Entries with figure data
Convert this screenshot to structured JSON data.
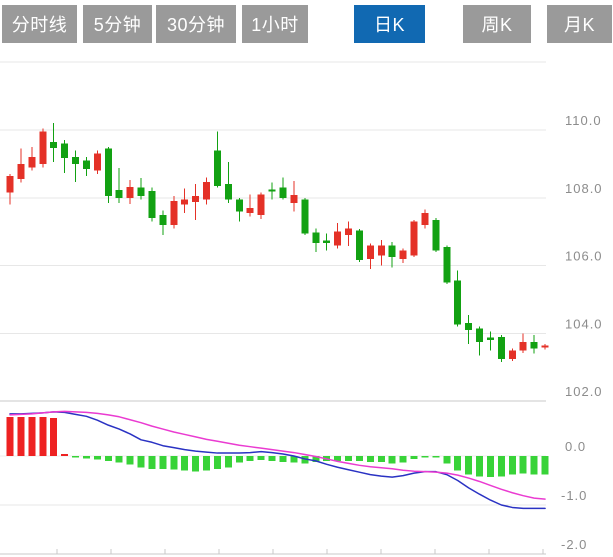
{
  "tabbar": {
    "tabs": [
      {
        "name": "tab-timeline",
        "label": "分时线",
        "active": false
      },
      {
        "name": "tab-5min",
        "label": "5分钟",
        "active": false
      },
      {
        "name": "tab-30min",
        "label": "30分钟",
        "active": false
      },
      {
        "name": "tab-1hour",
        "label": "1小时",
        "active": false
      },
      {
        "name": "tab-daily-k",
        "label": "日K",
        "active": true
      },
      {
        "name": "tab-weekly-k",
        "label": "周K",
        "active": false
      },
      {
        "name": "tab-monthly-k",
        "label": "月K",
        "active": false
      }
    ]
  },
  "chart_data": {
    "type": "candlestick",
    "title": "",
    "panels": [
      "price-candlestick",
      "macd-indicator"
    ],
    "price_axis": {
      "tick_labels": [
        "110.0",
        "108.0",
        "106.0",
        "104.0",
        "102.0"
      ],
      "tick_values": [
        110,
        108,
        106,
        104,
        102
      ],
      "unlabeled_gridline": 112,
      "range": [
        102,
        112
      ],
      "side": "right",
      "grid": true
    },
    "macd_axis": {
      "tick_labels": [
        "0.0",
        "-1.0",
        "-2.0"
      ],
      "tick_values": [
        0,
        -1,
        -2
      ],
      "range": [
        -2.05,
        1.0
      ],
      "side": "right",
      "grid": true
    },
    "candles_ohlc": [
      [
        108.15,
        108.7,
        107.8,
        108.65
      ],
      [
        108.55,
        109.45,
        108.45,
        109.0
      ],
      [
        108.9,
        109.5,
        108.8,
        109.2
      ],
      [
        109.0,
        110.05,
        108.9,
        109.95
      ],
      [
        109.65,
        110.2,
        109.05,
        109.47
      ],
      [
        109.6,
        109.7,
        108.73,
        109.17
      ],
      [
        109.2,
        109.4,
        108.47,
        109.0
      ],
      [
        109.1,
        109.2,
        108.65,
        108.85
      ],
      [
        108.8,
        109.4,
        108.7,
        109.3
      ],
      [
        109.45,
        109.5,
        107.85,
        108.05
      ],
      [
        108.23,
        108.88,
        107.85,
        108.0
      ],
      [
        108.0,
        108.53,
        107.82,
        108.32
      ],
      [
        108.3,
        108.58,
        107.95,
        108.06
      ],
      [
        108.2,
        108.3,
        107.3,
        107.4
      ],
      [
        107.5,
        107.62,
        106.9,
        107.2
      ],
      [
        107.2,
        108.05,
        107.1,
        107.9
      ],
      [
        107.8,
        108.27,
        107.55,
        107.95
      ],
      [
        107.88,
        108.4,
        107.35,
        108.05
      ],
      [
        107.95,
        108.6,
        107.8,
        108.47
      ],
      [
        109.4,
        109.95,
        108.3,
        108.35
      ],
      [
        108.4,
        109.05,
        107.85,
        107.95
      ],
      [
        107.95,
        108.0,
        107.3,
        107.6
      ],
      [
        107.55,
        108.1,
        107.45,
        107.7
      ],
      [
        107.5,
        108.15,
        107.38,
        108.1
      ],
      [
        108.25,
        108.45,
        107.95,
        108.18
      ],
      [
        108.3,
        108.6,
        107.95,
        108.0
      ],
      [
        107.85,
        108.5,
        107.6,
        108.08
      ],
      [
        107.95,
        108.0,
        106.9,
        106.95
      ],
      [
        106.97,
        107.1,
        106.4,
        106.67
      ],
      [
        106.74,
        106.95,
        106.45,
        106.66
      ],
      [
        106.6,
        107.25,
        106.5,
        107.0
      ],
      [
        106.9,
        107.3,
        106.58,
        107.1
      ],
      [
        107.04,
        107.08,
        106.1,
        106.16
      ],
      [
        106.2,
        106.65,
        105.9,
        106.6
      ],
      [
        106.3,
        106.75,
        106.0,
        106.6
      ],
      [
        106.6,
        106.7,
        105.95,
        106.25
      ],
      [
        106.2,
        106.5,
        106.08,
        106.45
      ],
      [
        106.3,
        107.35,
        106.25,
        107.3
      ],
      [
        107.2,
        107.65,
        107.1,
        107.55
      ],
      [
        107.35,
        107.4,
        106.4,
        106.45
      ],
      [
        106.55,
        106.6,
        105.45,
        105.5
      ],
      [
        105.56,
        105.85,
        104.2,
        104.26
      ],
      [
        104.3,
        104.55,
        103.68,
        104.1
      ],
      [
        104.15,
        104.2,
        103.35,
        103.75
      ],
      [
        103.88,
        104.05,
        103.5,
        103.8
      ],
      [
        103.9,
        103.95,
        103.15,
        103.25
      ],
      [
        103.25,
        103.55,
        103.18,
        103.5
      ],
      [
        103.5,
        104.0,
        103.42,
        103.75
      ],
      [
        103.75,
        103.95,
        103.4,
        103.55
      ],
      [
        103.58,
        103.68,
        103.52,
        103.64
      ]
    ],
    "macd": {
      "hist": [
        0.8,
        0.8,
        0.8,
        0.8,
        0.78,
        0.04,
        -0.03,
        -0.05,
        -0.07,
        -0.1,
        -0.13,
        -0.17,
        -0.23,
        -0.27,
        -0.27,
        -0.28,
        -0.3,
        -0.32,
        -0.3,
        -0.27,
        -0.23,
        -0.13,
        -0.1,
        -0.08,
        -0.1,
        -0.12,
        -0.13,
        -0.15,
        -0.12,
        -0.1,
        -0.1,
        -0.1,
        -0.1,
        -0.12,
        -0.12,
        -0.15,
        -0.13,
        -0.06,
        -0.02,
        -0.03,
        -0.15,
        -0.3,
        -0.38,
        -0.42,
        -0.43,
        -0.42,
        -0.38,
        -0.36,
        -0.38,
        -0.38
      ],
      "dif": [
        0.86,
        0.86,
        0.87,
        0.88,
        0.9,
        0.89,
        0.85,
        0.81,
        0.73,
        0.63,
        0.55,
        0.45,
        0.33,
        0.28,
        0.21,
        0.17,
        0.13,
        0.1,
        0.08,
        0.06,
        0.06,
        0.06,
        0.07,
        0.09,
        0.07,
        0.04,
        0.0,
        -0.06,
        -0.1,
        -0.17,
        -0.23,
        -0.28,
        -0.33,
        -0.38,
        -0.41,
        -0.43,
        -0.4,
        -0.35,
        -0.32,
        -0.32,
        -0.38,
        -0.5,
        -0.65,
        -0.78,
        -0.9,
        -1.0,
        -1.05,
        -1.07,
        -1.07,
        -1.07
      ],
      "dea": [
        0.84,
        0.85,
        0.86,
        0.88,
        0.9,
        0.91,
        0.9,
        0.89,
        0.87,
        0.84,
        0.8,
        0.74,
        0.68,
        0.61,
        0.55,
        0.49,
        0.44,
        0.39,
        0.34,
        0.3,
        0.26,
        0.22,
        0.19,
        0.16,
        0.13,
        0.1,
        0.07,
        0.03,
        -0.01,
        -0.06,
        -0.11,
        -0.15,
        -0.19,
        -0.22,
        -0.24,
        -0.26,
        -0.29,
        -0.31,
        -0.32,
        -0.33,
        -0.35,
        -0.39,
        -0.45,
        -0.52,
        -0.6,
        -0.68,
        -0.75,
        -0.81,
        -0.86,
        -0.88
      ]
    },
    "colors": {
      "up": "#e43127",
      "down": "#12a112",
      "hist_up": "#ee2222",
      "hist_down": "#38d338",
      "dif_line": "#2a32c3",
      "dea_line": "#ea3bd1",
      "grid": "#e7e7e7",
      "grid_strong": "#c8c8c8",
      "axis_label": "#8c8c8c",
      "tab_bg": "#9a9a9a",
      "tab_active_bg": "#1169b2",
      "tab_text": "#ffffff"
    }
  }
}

◆ **Task brief**
Quote the data above in full, leaving out the pictures it holds.

◆ **Response below**
Convert this screenshot to structured JSON data.
{
  "tabbar": {
    "tabs": [
      {
        "name": "tab-timeline",
        "label": "分时线",
        "active": false
      },
      {
        "name": "tab-5min",
        "label": "5分钟",
        "active": false
      },
      {
        "name": "tab-30min",
        "label": "30分钟",
        "active": false
      },
      {
        "name": "tab-1hour",
        "label": "1小时",
        "active": false
      },
      {
        "name": "tab-daily-k",
        "label": "日K",
        "active": true
      },
      {
        "name": "tab-weekly-k",
        "label": "周K",
        "active": false
      },
      {
        "name": "tab-monthly-k",
        "label": "月K",
        "active": false
      }
    ]
  },
  "chart_data": {
    "type": "candlestick",
    "title": "",
    "panels": [
      "price-candlestick",
      "macd-indicator"
    ],
    "price_axis": {
      "tick_labels": [
        "110.0",
        "108.0",
        "106.0",
        "104.0",
        "102.0"
      ],
      "tick_values": [
        110,
        108,
        106,
        104,
        102
      ],
      "unlabeled_gridline": 112,
      "range": [
        102,
        112
      ],
      "side": "right",
      "grid": true
    },
    "macd_axis": {
      "tick_labels": [
        "0.0",
        "-1.0",
        "-2.0"
      ],
      "tick_values": [
        0,
        -1,
        -2
      ],
      "range": [
        -2.05,
        1.0
      ],
      "side": "right",
      "grid": true
    },
    "candles_ohlc": [
      [
        108.15,
        108.7,
        107.8,
        108.65
      ],
      [
        108.55,
        109.45,
        108.45,
        109.0
      ],
      [
        108.9,
        109.5,
        108.8,
        109.2
      ],
      [
        109.0,
        110.05,
        108.9,
        109.95
      ],
      [
        109.65,
        110.2,
        109.05,
        109.47
      ],
      [
        109.6,
        109.7,
        108.73,
        109.17
      ],
      [
        109.2,
        109.4,
        108.47,
        109.0
      ],
      [
        109.1,
        109.2,
        108.65,
        108.85
      ],
      [
        108.8,
        109.4,
        108.7,
        109.3
      ],
      [
        109.45,
        109.5,
        107.85,
        108.05
      ],
      [
        108.23,
        108.88,
        107.85,
        108.0
      ],
      [
        108.0,
        108.53,
        107.82,
        108.32
      ],
      [
        108.3,
        108.58,
        107.95,
        108.06
      ],
      [
        108.2,
        108.3,
        107.3,
        107.4
      ],
      [
        107.5,
        107.62,
        106.9,
        107.2
      ],
      [
        107.2,
        108.05,
        107.1,
        107.9
      ],
      [
        107.8,
        108.27,
        107.55,
        107.95
      ],
      [
        107.88,
        108.4,
        107.35,
        108.05
      ],
      [
        107.95,
        108.6,
        107.8,
        108.47
      ],
      [
        109.4,
        109.95,
        108.3,
        108.35
      ],
      [
        108.4,
        109.05,
        107.85,
        107.95
      ],
      [
        107.95,
        108.0,
        107.3,
        107.6
      ],
      [
        107.55,
        108.1,
        107.45,
        107.7
      ],
      [
        107.5,
        108.15,
        107.38,
        108.1
      ],
      [
        108.25,
        108.45,
        107.95,
        108.18
      ],
      [
        108.3,
        108.6,
        107.95,
        108.0
      ],
      [
        107.85,
        108.5,
        107.6,
        108.08
      ],
      [
        107.95,
        108.0,
        106.9,
        106.95
      ],
      [
        106.97,
        107.1,
        106.4,
        106.67
      ],
      [
        106.74,
        106.95,
        106.45,
        106.66
      ],
      [
        106.6,
        107.25,
        106.5,
        107.0
      ],
      [
        106.9,
        107.3,
        106.58,
        107.1
      ],
      [
        107.04,
        107.08,
        106.1,
        106.16
      ],
      [
        106.2,
        106.65,
        105.9,
        106.6
      ],
      [
        106.3,
        106.75,
        106.0,
        106.6
      ],
      [
        106.6,
        106.7,
        105.95,
        106.25
      ],
      [
        106.2,
        106.5,
        106.08,
        106.45
      ],
      [
        106.3,
        107.35,
        106.25,
        107.3
      ],
      [
        107.2,
        107.65,
        107.1,
        107.55
      ],
      [
        107.35,
        107.4,
        106.4,
        106.45
      ],
      [
        106.55,
        106.6,
        105.45,
        105.5
      ],
      [
        105.56,
        105.85,
        104.2,
        104.26
      ],
      [
        104.3,
        104.55,
        103.68,
        104.1
      ],
      [
        104.15,
        104.2,
        103.35,
        103.75
      ],
      [
        103.88,
        104.05,
        103.5,
        103.8
      ],
      [
        103.9,
        103.95,
        103.15,
        103.25
      ],
      [
        103.25,
        103.55,
        103.18,
        103.5
      ],
      [
        103.5,
        104.0,
        103.42,
        103.75
      ],
      [
        103.75,
        103.95,
        103.4,
        103.55
      ],
      [
        103.58,
        103.68,
        103.52,
        103.64
      ]
    ],
    "macd": {
      "hist": [
        0.8,
        0.8,
        0.8,
        0.8,
        0.78,
        0.04,
        -0.03,
        -0.05,
        -0.07,
        -0.1,
        -0.13,
        -0.17,
        -0.23,
        -0.27,
        -0.27,
        -0.28,
        -0.3,
        -0.32,
        -0.3,
        -0.27,
        -0.23,
        -0.13,
        -0.1,
        -0.08,
        -0.1,
        -0.12,
        -0.13,
        -0.15,
        -0.12,
        -0.1,
        -0.1,
        -0.1,
        -0.1,
        -0.12,
        -0.12,
        -0.15,
        -0.13,
        -0.06,
        -0.02,
        -0.03,
        -0.15,
        -0.3,
        -0.38,
        -0.42,
        -0.43,
        -0.42,
        -0.38,
        -0.36,
        -0.38,
        -0.38
      ],
      "dif": [
        0.86,
        0.86,
        0.87,
        0.88,
        0.9,
        0.89,
        0.85,
        0.81,
        0.73,
        0.63,
        0.55,
        0.45,
        0.33,
        0.28,
        0.21,
        0.17,
        0.13,
        0.1,
        0.08,
        0.06,
        0.06,
        0.06,
        0.07,
        0.09,
        0.07,
        0.04,
        0.0,
        -0.06,
        -0.1,
        -0.17,
        -0.23,
        -0.28,
        -0.33,
        -0.38,
        -0.41,
        -0.43,
        -0.4,
        -0.35,
        -0.32,
        -0.32,
        -0.38,
        -0.5,
        -0.65,
        -0.78,
        -0.9,
        -1.0,
        -1.05,
        -1.07,
        -1.07,
        -1.07
      ],
      "dea": [
        0.84,
        0.85,
        0.86,
        0.88,
        0.9,
        0.91,
        0.9,
        0.89,
        0.87,
        0.84,
        0.8,
        0.74,
        0.68,
        0.61,
        0.55,
        0.49,
        0.44,
        0.39,
        0.34,
        0.3,
        0.26,
        0.22,
        0.19,
        0.16,
        0.13,
        0.1,
        0.07,
        0.03,
        -0.01,
        -0.06,
        -0.11,
        -0.15,
        -0.19,
        -0.22,
        -0.24,
        -0.26,
        -0.29,
        -0.31,
        -0.32,
        -0.33,
        -0.35,
        -0.39,
        -0.45,
        -0.52,
        -0.6,
        -0.68,
        -0.75,
        -0.81,
        -0.86,
        -0.88
      ]
    },
    "colors": {
      "up": "#e43127",
      "down": "#12a112",
      "hist_up": "#ee2222",
      "hist_down": "#38d338",
      "dif_line": "#2a32c3",
      "dea_line": "#ea3bd1",
      "grid": "#e7e7e7",
      "grid_strong": "#c8c8c8",
      "axis_label": "#8c8c8c",
      "tab_bg": "#9a9a9a",
      "tab_active_bg": "#1169b2",
      "tab_text": "#ffffff"
    }
  }
}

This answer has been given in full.